- Exercise task
Which lines contain the word "quan"? Return each of them as written.
——
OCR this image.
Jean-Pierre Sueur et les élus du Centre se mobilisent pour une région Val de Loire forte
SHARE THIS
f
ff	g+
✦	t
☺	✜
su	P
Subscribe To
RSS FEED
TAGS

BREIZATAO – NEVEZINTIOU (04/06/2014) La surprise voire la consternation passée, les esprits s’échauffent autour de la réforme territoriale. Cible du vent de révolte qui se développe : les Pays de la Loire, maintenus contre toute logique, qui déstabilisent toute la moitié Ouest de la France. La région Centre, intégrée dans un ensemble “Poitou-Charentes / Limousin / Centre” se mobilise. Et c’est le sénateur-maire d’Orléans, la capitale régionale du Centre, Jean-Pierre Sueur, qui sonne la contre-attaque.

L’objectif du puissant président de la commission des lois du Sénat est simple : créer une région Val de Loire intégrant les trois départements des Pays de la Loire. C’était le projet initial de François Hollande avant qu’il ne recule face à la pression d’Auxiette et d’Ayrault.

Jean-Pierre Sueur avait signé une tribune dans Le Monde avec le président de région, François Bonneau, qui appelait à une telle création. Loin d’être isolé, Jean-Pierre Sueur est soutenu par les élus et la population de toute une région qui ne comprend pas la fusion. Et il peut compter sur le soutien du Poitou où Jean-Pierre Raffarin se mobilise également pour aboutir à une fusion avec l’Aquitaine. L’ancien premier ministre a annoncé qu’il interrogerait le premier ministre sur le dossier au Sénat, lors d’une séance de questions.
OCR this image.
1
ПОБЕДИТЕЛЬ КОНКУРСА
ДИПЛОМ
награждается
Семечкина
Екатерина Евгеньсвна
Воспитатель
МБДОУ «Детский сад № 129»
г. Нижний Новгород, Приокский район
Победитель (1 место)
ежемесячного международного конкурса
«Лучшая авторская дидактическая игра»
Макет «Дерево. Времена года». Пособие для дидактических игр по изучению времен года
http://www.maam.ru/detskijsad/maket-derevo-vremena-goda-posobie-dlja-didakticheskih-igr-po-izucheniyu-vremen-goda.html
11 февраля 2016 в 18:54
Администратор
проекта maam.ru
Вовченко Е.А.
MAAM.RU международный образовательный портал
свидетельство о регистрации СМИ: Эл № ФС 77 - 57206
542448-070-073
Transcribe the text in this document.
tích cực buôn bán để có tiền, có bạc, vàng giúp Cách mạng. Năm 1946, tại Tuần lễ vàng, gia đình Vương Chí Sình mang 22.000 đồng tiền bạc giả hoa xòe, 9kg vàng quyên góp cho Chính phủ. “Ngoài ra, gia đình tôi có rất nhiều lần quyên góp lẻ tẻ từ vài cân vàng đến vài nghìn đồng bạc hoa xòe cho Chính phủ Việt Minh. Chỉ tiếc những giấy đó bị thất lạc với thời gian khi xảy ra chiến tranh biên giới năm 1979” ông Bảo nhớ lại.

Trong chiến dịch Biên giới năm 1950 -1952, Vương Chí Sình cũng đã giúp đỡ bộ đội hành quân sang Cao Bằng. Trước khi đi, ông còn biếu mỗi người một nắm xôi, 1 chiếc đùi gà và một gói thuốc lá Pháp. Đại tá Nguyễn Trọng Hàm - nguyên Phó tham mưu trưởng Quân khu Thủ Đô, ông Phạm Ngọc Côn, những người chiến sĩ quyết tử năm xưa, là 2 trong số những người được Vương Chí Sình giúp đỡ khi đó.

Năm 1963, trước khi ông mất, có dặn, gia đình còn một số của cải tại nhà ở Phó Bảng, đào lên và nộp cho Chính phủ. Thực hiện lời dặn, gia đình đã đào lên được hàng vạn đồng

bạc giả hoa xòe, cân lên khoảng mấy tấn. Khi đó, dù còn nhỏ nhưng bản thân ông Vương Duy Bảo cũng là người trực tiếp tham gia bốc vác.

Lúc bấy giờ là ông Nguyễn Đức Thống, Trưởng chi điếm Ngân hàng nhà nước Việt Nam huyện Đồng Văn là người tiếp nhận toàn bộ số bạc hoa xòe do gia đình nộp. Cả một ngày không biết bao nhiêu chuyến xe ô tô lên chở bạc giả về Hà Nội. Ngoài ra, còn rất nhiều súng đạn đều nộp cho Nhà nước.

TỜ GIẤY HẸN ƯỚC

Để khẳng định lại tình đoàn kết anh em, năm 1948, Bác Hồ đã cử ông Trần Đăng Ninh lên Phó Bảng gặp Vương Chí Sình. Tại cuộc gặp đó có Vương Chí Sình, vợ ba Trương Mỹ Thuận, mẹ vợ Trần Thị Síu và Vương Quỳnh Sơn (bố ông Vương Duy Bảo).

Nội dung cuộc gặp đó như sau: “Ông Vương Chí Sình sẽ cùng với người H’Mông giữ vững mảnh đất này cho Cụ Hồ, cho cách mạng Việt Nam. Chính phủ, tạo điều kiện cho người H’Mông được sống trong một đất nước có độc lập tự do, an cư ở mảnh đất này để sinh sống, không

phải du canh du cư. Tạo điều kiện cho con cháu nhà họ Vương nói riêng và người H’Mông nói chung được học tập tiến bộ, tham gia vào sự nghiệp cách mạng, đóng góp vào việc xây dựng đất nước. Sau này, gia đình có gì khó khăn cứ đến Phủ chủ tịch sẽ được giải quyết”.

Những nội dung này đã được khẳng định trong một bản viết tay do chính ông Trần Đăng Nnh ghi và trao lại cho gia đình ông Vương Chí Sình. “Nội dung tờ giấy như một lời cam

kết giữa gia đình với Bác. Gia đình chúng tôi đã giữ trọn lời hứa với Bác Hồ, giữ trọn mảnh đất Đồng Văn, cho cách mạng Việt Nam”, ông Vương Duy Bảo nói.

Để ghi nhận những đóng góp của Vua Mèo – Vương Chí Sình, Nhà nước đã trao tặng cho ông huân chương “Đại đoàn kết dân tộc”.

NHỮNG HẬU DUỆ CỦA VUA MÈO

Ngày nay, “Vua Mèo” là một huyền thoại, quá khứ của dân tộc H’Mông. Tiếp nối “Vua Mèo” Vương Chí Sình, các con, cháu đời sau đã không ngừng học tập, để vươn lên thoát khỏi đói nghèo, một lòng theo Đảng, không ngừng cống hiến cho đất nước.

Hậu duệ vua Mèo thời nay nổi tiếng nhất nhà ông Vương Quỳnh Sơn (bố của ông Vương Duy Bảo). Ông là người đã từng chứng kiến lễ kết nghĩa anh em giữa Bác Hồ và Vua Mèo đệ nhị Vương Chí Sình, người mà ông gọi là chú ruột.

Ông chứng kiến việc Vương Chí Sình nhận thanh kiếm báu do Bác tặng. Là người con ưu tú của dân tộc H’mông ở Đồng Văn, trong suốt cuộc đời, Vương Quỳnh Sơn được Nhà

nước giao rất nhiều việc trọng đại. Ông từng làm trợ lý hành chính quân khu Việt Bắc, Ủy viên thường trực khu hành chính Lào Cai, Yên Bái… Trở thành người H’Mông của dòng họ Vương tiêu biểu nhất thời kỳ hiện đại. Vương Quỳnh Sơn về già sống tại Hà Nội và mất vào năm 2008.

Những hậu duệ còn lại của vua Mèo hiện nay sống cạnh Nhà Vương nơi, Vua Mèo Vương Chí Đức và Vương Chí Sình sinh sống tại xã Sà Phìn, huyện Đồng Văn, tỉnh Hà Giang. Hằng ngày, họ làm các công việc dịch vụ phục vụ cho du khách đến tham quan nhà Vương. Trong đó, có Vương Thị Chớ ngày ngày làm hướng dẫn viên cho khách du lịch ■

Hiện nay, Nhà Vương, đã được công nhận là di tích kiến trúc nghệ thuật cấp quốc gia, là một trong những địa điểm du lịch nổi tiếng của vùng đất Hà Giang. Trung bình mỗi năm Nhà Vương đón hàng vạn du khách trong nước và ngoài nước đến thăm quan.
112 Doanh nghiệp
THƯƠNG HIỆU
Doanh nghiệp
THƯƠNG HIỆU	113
——
- Result of this task
Những hậu duệ còn lại của vua Mèo hiện nay sống cạnh Nhà Vương nơi, Vua Mèo Vương Chí Đức và Vương Chí Sình sinh sống tại xã Sà Phìn, huyện Đồng Văn, tỉnh Hà Giang. Hằng ngày, họ làm các công việc dịch vụ phục vụ cho du khách đến tham quan nhà Vương. Trong đó, có Vương Thị Chớ ngày ngày làm hướng dẫn viên cho khách du lịch ■
Hiện nay, Nhà Vương, đã được công nhận là di tích kiến trúc nghệ thuật cấp quốc gia, là một trong những địa điểm du lịch nổi tiếng của vùng đất Hà Giang. Trung bình mỗi năm Nhà Vương đón hàng vạn du khách trong nước và ngoài nước đến thăm quan.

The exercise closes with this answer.